▶ **The request**: Work out the number of lines in the records that include the word "Cards"; reply with that number alone.

** Start **

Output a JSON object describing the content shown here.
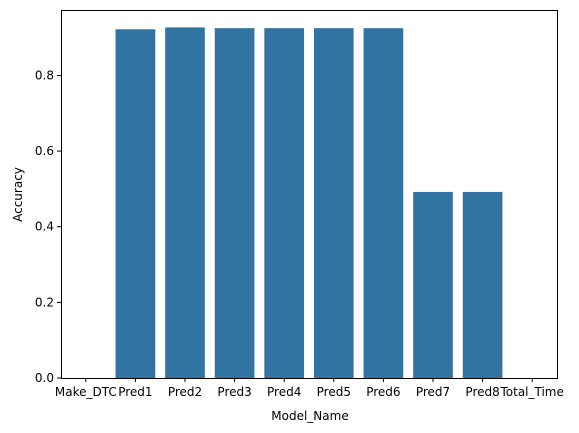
{
  "chart_data": {
    "type": "bar",
    "categories": [
      "Make_DTC",
      "Pred1",
      "Pred2",
      "Pred3",
      "Pred4",
      "Pred5",
      "Pred6",
      "Pred7",
      "Pred8",
      "Total_Time"
    ],
    "values": [
      0,
      0.922,
      0.927,
      0.925,
      0.925,
      0.925,
      0.925,
      0.492,
      0.492,
      0
    ],
    "title": "",
    "xlabel": "Model_Name",
    "ylabel": "Accuracy",
    "ylim": [
      0,
      0.973
    ],
    "yticks": [
      0.0,
      0.2,
      0.4,
      0.6,
      0.8
    ],
    "ytick_labels": [
      "0.0",
      "0.2",
      "0.4",
      "0.6",
      "0.8"
    ],
    "bar_color": "#3274a1",
    "grid": false,
    "legend": "none"
  }
}
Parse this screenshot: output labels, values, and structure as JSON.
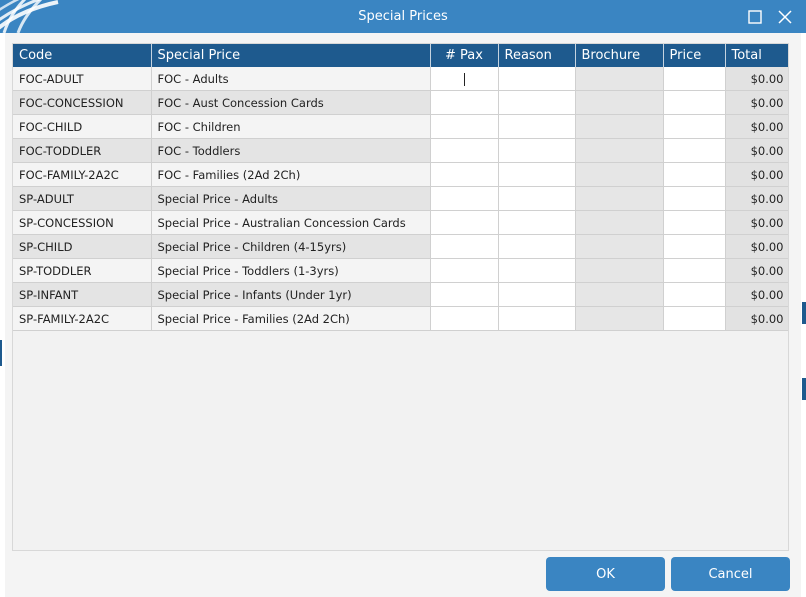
{
  "window": {
    "title": "Special Prices"
  },
  "table": {
    "headers": {
      "code": "Code",
      "special_price": "Special Price",
      "pax": "# Pax",
      "reason": "Reason",
      "brochure": "Brochure",
      "price": "Price",
      "total": "Total"
    },
    "rows": [
      {
        "code": "FOC-ADULT",
        "special_price": "FOC - Adults",
        "pax": "",
        "reason": "",
        "brochure": "",
        "price": "",
        "total": "$0.00"
      },
      {
        "code": "FOC-CONCESSION",
        "special_price": "FOC - Aust Concession Cards",
        "pax": "",
        "reason": "",
        "brochure": "",
        "price": "",
        "total": "$0.00"
      },
      {
        "code": "FOC-CHILD",
        "special_price": "FOC - Children",
        "pax": "",
        "reason": "",
        "brochure": "",
        "price": "",
        "total": "$0.00"
      },
      {
        "code": "FOC-TODDLER",
        "special_price": "FOC - Toddlers",
        "pax": "",
        "reason": "",
        "brochure": "",
        "price": "",
        "total": "$0.00"
      },
      {
        "code": "FOC-FAMILY-2A2C",
        "special_price": "FOC - Families (2Ad 2Ch)",
        "pax": "",
        "reason": "",
        "brochure": "",
        "price": "",
        "total": "$0.00"
      },
      {
        "code": "SP-ADULT",
        "special_price": "Special Price - Adults",
        "pax": "",
        "reason": "",
        "brochure": "",
        "price": "",
        "total": "$0.00"
      },
      {
        "code": "SP-CONCESSION",
        "special_price": "Special Price - Australian Concession Cards",
        "pax": "",
        "reason": "",
        "brochure": "",
        "price": "",
        "total": "$0.00"
      },
      {
        "code": "SP-CHILD",
        "special_price": "Special Price - Children (4-15yrs)",
        "pax": "",
        "reason": "",
        "brochure": "",
        "price": "",
        "total": "$0.00"
      },
      {
        "code": "SP-TODDLER",
        "special_price": "Special Price - Toddlers (1-3yrs)",
        "pax": "",
        "reason": "",
        "brochure": "",
        "price": "",
        "total": "$0.00"
      },
      {
        "code": "SP-INFANT",
        "special_price": "Special Price - Infants (Under 1yr)",
        "pax": "",
        "reason": "",
        "brochure": "",
        "price": "",
        "total": "$0.00"
      },
      {
        "code": "SP-FAMILY-2A2C",
        "special_price": "Special Price - Families (2Ad 2Ch)",
        "pax": "",
        "reason": "",
        "brochure": "",
        "price": "",
        "total": "$0.00"
      }
    ]
  },
  "buttons": {
    "ok": "OK",
    "cancel": "Cancel"
  },
  "icons": {
    "logo": "globe-logo-icon",
    "maximize": "maximize-icon",
    "close": "close-icon"
  },
  "colors": {
    "titlebar": "#3a85c2",
    "header": "#1e5a8e",
    "button": "#3a85c2"
  }
}
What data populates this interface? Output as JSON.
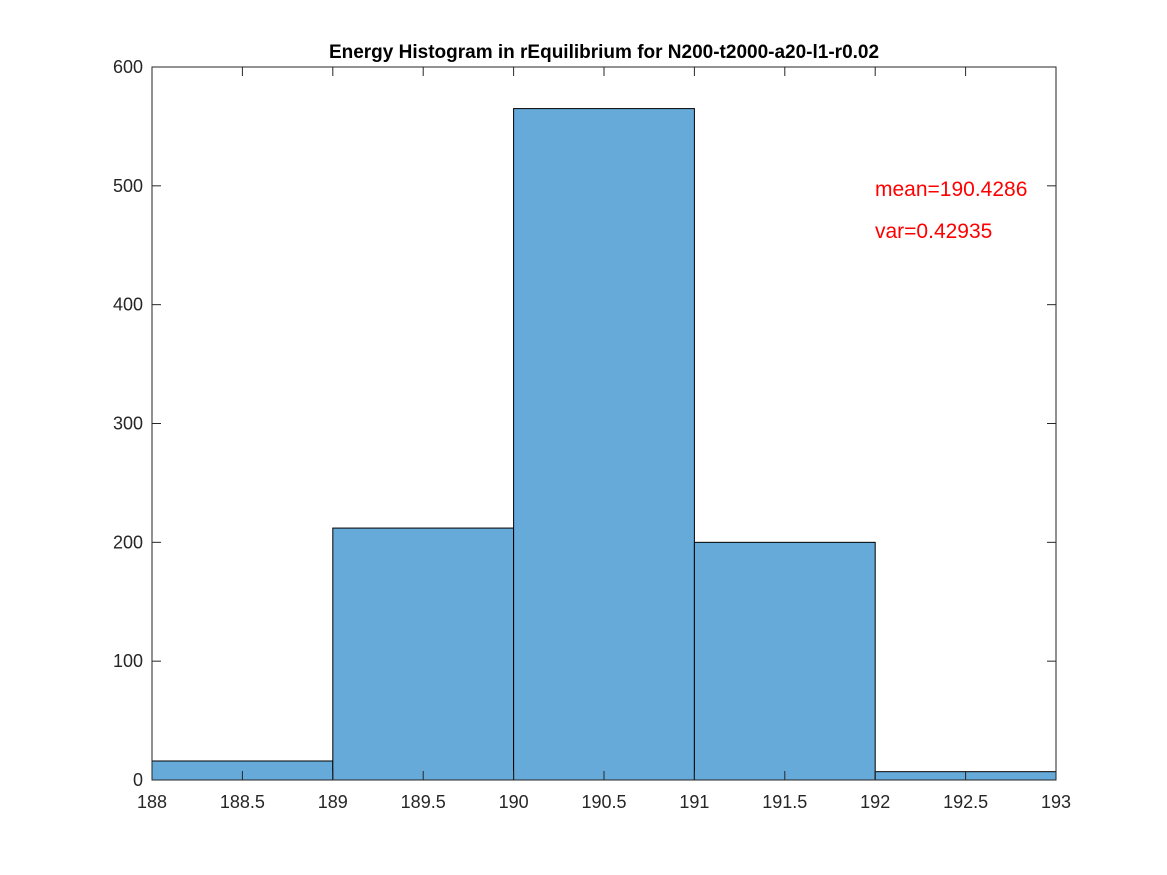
{
  "chart_data": {
    "type": "bar",
    "title": "Energy Histogram in rEquilibrium for N200-t2000-a20-l1-r0.02",
    "xlabel": "",
    "ylabel": "",
    "xlim": [
      188,
      193
    ],
    "ylim": [
      0,
      600
    ],
    "xticks": [
      "188",
      "188.5",
      "189",
      "189.5",
      "190",
      "190.5",
      "191",
      "191.5",
      "192",
      "192.5",
      "193"
    ],
    "yticks": [
      "0",
      "100",
      "200",
      "300",
      "400",
      "500",
      "600"
    ],
    "bins": [
      {
        "start": 188,
        "end": 189,
        "count": 16
      },
      {
        "start": 189,
        "end": 190,
        "count": 212
      },
      {
        "start": 190,
        "end": 191,
        "count": 565
      },
      {
        "start": 191,
        "end": 192,
        "count": 200
      },
      {
        "start": 192,
        "end": 193,
        "count": 7
      }
    ],
    "bar_color": "#66AADA",
    "bar_edge_color": "#000000",
    "grid": false,
    "annotations": [
      {
        "text": "mean=190.4286",
        "color": "#FF0000"
      },
      {
        "text": "var=0.42935",
        "color": "#FF0000"
      }
    ]
  }
}
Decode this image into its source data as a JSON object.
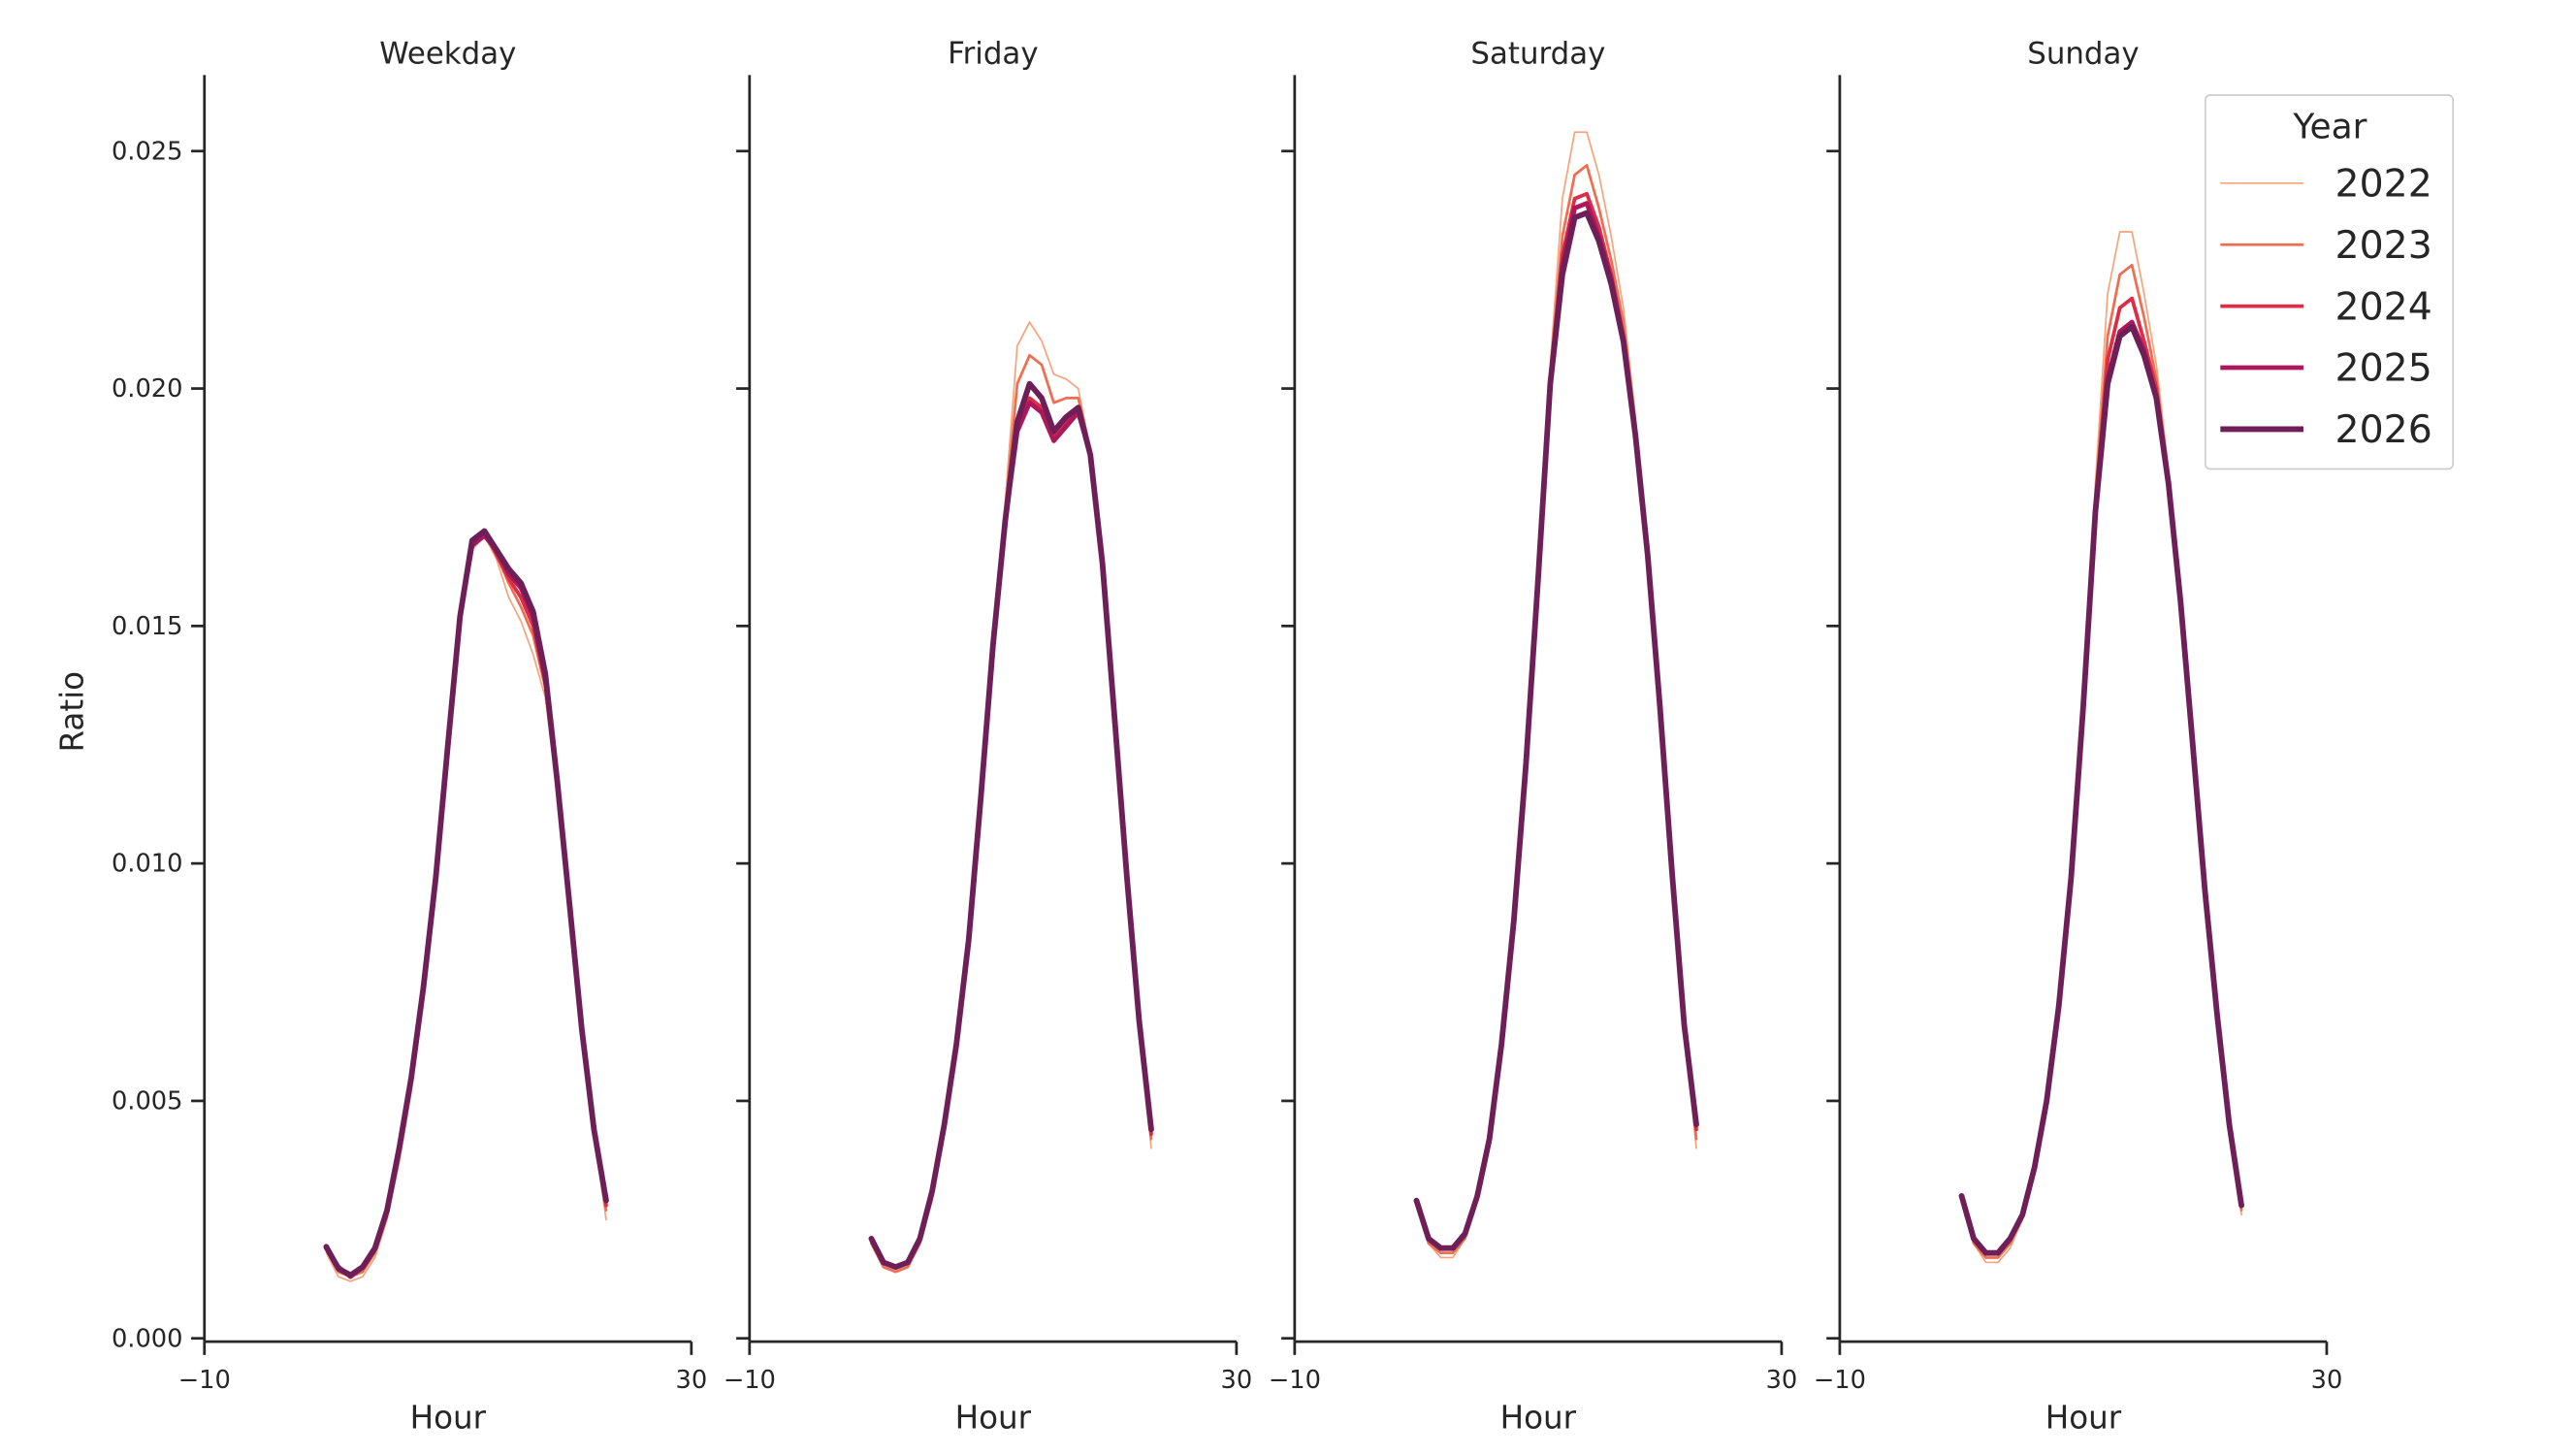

** End **

▶ **Exercise answer**: 2